- _WHAT YOU WILL DO_:
Please copy out all of the entries below line for line, keeping every character unchanged, but leave the pictures out.

- _ENTRIES PROVIDED_:
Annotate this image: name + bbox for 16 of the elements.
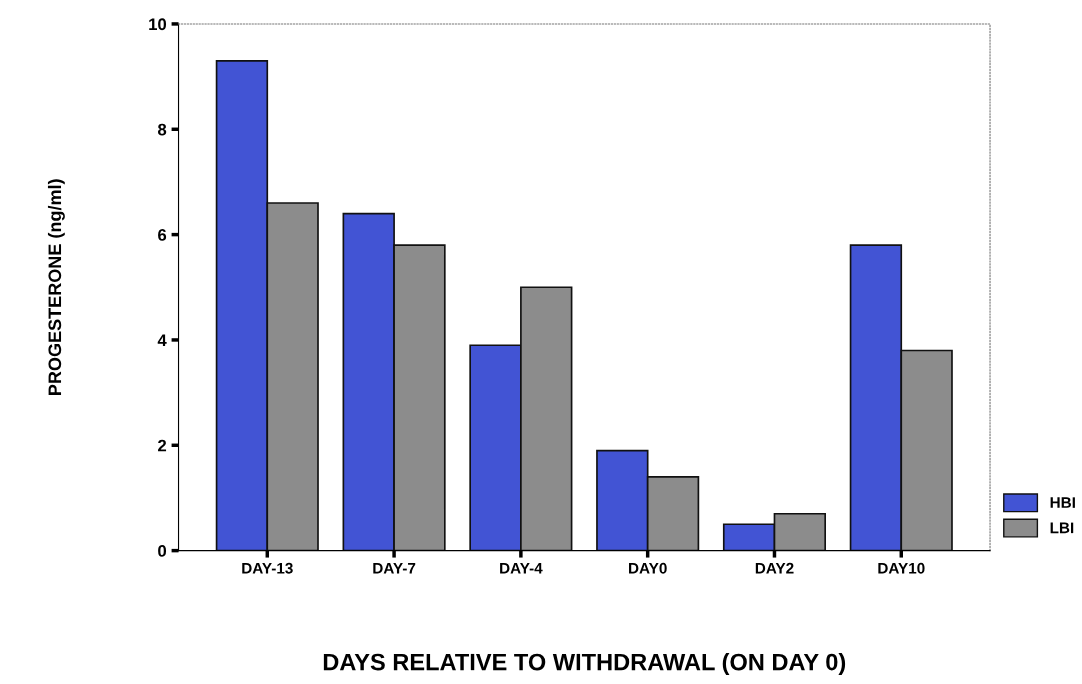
x-tick-label: DAY0 bbox=[629, 562, 667, 574]
x-tick-label: DAY2 bbox=[755, 562, 794, 574]
x-tick-label: DAY-13 bbox=[242, 562, 293, 574]
y-tick-label: 10 bbox=[149, 18, 167, 31]
x-axis-title: DAYS RELATIVE TO WITHDRAWAL (ON DAY 0) bbox=[323, 653, 846, 676]
y-tick-label: 2 bbox=[158, 439, 167, 452]
x-tick-label: DAY-4 bbox=[500, 562, 543, 574]
y-tick-label: 0 bbox=[158, 545, 167, 557]
legend-label: HBI bbox=[1050, 497, 1075, 508]
y-tick-label: 4 bbox=[157, 334, 167, 346]
legend-label: LBI bbox=[1050, 522, 1074, 534]
y-tick-label: 6 bbox=[158, 229, 167, 241]
x-tick-label: DAY10 bbox=[878, 562, 925, 574]
x-tick-label: DAY-7 bbox=[373, 562, 416, 574]
y-tick-label: 8 bbox=[157, 123, 167, 136]
y-axis-title: PROGESTERONE (ng/ml) bbox=[47, 179, 65, 395]
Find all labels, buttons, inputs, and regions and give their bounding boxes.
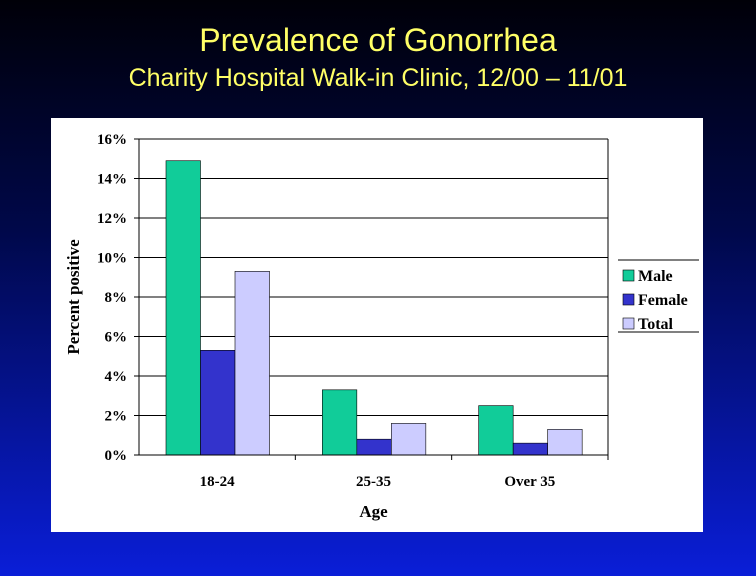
bar-chart: 0% 2% 4% 6% 8% 10% 12% 14% 16% 18-24 25-35 Over 35 A… xyxy=(64,132,699,521)
x-tick-label: 18-24 xyxy=(200,474,235,490)
bar-female-25-35 xyxy=(356,438,392,456)
y-tick-label: 4% xyxy=(105,369,128,385)
y-tick-label: 14% xyxy=(97,172,127,188)
x-tick-label: Over 35 xyxy=(504,474,555,490)
legend-swatch-total xyxy=(622,317,635,330)
slide-title: Prevalence of Gonorrhea xyxy=(199,22,557,58)
bar-total-over-35 xyxy=(547,429,583,456)
legend-label-male: Male xyxy=(638,268,673,285)
x-axis-title: Age xyxy=(359,502,388,521)
y-tick-label: 0% xyxy=(105,448,128,464)
y-tick-label: 12% xyxy=(97,211,127,227)
x-tick-label: 25-35 xyxy=(356,474,391,490)
bar-total-18-24 xyxy=(234,271,270,456)
bar-female-18-24 xyxy=(200,350,236,456)
legend-swatch-female xyxy=(622,293,635,306)
legend-label-total: Total xyxy=(638,316,674,333)
bar-male-25-35 xyxy=(322,389,358,456)
y-tick-label: 8% xyxy=(105,290,128,306)
y-tick-label: 16% xyxy=(97,132,127,148)
legend-label-female: Female xyxy=(638,292,688,309)
bar-total-25-35 xyxy=(391,423,427,456)
bar-male-over-35 xyxy=(478,405,514,456)
y-tick-label: 6% xyxy=(105,330,128,346)
y-axis-title: Percent positive xyxy=(64,239,83,355)
y-tick-label: 10% xyxy=(97,251,127,267)
legend-swatch-male xyxy=(622,269,635,282)
y-tick-label: 2% xyxy=(105,409,128,425)
chart-panel: 0% 2% 4% 6% 8% 10% 12% 14% 16% 18-24 25-35 Over 35 A… xyxy=(51,118,703,532)
slide-subtitle: Charity Hospital Walk-in Clinic, 12/00 –… xyxy=(128,64,628,92)
bar-male-18-24 xyxy=(165,160,201,456)
bar-female-over-35 xyxy=(512,442,548,456)
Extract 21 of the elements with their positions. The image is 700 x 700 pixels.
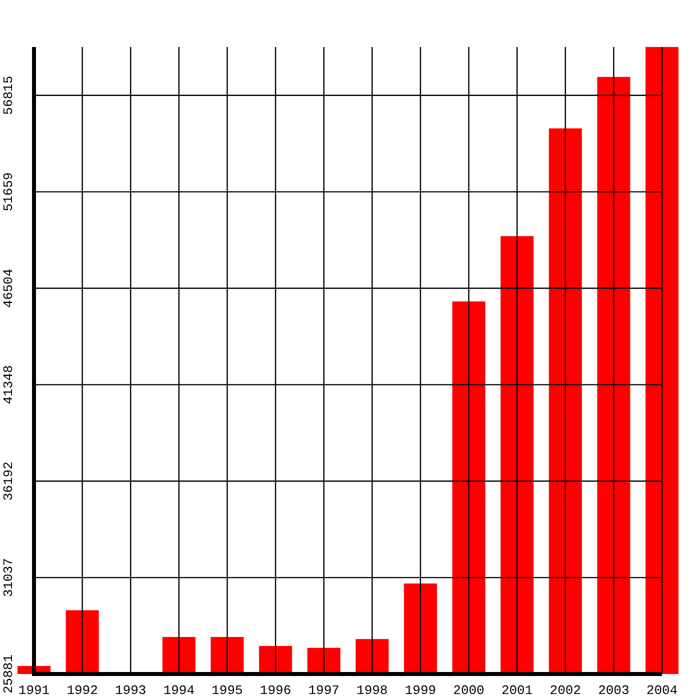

- _TASK RESULT_:
Annotate this image: name + bbox for 16 of the elements.
x-tick-label: DAY0 bbox=[629, 562, 667, 574]
x-tick-label: DAY2 bbox=[755, 562, 794, 574]
x-tick-label: DAY-13 bbox=[242, 562, 293, 574]
y-tick-label: 10 bbox=[149, 18, 167, 31]
x-axis-title: DAYS RELATIVE TO WITHDRAWAL (ON DAY 0) bbox=[323, 653, 846, 676]
y-tick-label: 2 bbox=[158, 439, 167, 452]
x-tick-label: DAY-4 bbox=[500, 562, 543, 574]
y-tick-label: 0 bbox=[158, 545, 167, 557]
legend-label: HBI bbox=[1050, 497, 1075, 508]
y-tick-label: 4 bbox=[157, 334, 167, 346]
legend-label: LBI bbox=[1050, 522, 1074, 534]
y-tick-label: 6 bbox=[158, 229, 167, 241]
x-tick-label: DAY10 bbox=[878, 562, 925, 574]
x-tick-label: DAY-7 bbox=[373, 562, 416, 574]
y-tick-label: 8 bbox=[157, 123, 167, 136]
y-axis-title: PROGESTERONE (ng/ml) bbox=[47, 179, 65, 395]
Find all labels, buttons, inputs, and regions and give their bounding boxes.
bar-chart: 0% 2% 4% 6% 8% 10% 12% 14% 16% 18-24 25-35 Over 35 A… xyxy=(64,132,699,521)
x-tick-label: 18-24 xyxy=(200,474,235,490)
bar-female-25-35 xyxy=(356,438,392,456)
y-tick-label: 4% xyxy=(105,369,128,385)
y-tick-label: 14% xyxy=(97,172,127,188)
x-tick-label: Over 35 xyxy=(504,474,555,490)
legend-swatch-total xyxy=(622,317,635,330)
slide-title: Prevalence of Gonorrhea xyxy=(199,22,557,58)
bar-total-over-35 xyxy=(547,429,583,456)
legend-label-male: Male xyxy=(638,268,673,285)
x-axis-title: Age xyxy=(359,502,388,521)
y-tick-label: 0% xyxy=(105,448,128,464)
y-tick-label: 12% xyxy=(97,211,127,227)
x-tick-label: 25-35 xyxy=(356,474,391,490)
bar-total-18-24 xyxy=(234,271,270,456)
bar-female-18-24 xyxy=(200,350,236,456)
legend-swatch-female xyxy=(622,293,635,306)
legend-label-total: Total xyxy=(638,316,674,333)
bar-male-25-35 xyxy=(322,389,358,456)
y-tick-label: 8% xyxy=(105,290,128,306)
y-tick-label: 16% xyxy=(97,132,127,148)
legend-label-female: Female xyxy=(638,292,688,309)
bar-total-25-35 xyxy=(391,423,427,456)
bar-male-over-35 xyxy=(478,405,514,456)
y-tick-label: 6% xyxy=(105,330,128,346)
y-axis-title: Percent positive xyxy=(64,239,83,355)
y-tick-label: 10% xyxy=(97,251,127,267)
legend-swatch-male xyxy=(622,269,635,282)
y-tick-label: 2% xyxy=(105,409,128,425)
chart-panel: 0% 2% 4% 6% 8% 10% 12% 14% 16% 18-24 25-35 Over 35 A… xyxy=(51,118,703,532)
slide-subtitle: Charity Hospital Walk-in Clinic, 12/00 –… xyxy=(128,64,628,92)
bar-male-18-24 xyxy=(165,160,201,456)
bar-female-over-35 xyxy=(512,442,548,456)
Extract 21 of the elements with their positions. The image is 700 x 700 pixels.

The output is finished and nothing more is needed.